■ **Goal of the exercise**:
Write out the whole listing, matching it exactly.

━━━━━ Records ━━━━━

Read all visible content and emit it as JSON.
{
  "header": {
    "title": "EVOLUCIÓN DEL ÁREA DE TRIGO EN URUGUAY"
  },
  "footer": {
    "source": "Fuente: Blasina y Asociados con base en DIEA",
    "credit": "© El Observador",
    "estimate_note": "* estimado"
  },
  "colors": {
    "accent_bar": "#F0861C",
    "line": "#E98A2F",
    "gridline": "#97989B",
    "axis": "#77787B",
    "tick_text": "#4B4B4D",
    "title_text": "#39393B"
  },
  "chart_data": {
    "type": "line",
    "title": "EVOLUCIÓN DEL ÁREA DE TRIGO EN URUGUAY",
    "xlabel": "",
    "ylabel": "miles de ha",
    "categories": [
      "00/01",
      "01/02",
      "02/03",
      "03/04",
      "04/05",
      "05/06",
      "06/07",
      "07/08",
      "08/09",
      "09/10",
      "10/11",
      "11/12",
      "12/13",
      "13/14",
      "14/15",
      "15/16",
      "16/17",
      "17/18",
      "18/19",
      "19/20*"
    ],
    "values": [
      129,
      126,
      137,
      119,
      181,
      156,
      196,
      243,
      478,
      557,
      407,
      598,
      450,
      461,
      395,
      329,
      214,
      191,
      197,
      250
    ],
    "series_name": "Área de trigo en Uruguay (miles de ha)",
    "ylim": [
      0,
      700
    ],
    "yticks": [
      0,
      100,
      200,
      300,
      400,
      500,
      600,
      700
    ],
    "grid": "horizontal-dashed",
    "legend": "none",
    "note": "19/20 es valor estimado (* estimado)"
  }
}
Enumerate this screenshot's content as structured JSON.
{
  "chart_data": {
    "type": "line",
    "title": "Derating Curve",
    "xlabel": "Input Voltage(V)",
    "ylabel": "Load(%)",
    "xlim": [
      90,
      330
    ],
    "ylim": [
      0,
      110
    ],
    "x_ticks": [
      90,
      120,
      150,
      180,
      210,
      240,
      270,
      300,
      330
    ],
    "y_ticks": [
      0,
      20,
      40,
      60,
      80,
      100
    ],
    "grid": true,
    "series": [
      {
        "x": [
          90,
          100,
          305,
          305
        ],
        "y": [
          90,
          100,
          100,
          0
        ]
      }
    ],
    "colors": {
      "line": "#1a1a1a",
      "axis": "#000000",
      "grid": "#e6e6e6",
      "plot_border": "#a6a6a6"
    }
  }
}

━━━━━

■ **Exercise response**:
Read all visible content and emit it as JSON.
{
  "header": {
    "title": "EVOLUCIÓN DEL ÁREA DE TRIGO EN URUGUAY"
  },
  "footer": {
    "source": "Fuente: Blasina y Asociados con base en DIEA",
    "credit": "© El Observador",
    "estimate_note": "* estimado"
  },
  "colors": {
    "accent_bar": "#F0861C",
    "line": "#E98A2F",
    "gridline": "#97989B",
    "axis": "#77787B",
    "tick_text": "#4B4B4D",
    "title_text": "#39393B"
  },
  "chart_data": {
    "type": "line",
    "title": "EVOLUCIÓN DEL ÁREA DE TRIGO EN URUGUAY",
    "xlabel": "",
    "ylabel": "miles de ha",
    "categories": [
      "00/01",
      "01/02",
      "02/03",
      "03/04",
      "04/05",
      "05/06",
      "06/07",
      "07/08",
      "08/09",
      "09/10",
      "10/11",
      "11/12",
      "12/13",
      "13/14",
      "14/15",
      "15/16",
      "16/17",
      "17/18",
      "18/19",
      "19/20*"
    ],
    "values": [
      129,
      126,
      137,
      119,
      181,
      156,
      196,
      243,
      478,
      557,
      407,
      598,
      450,
      461,
      395,
      329,
      214,
      191,
      197,
      250
    ],
    "series_name": "Área de trigo en Uruguay (miles de ha)",
    "ylim": [
      0,
      700
    ],
    "yticks": [
      0,
      100,
      200,
      300,
      400,
      500,
      600,
      700
    ],
    "grid": "horizontal-dashed",
    "legend": "none",
    "note": "19/20 es valor estimado (* estimado)"
  }
}
Enumerate this screenshot's content as structured JSON.
{
  "chart_data": {
    "type": "line",
    "title": "Derating Curve",
    "xlabel": "Input Voltage(V)",
    "ylabel": "Load(%)",
    "xlim": [
      90,
      330
    ],
    "ylim": [
      0,
      110
    ],
    "x_ticks": [
      90,
      120,
      150,
      180,
      210,
      240,
      270,
      300,
      330
    ],
    "y_ticks": [
      0,
      20,
      40,
      60,
      80,
      100
    ],
    "grid": true,
    "series": [
      {
        "x": [
          90,
          100,
          305,
          305
        ],
        "y": [
          90,
          100,
          100,
          0
        ]
      }
    ],
    "colors": {
      "line": "#1a1a1a",
      "axis": "#000000",
      "grid": "#e6e6e6",
      "plot_border": "#a6a6a6"
    }
  }
}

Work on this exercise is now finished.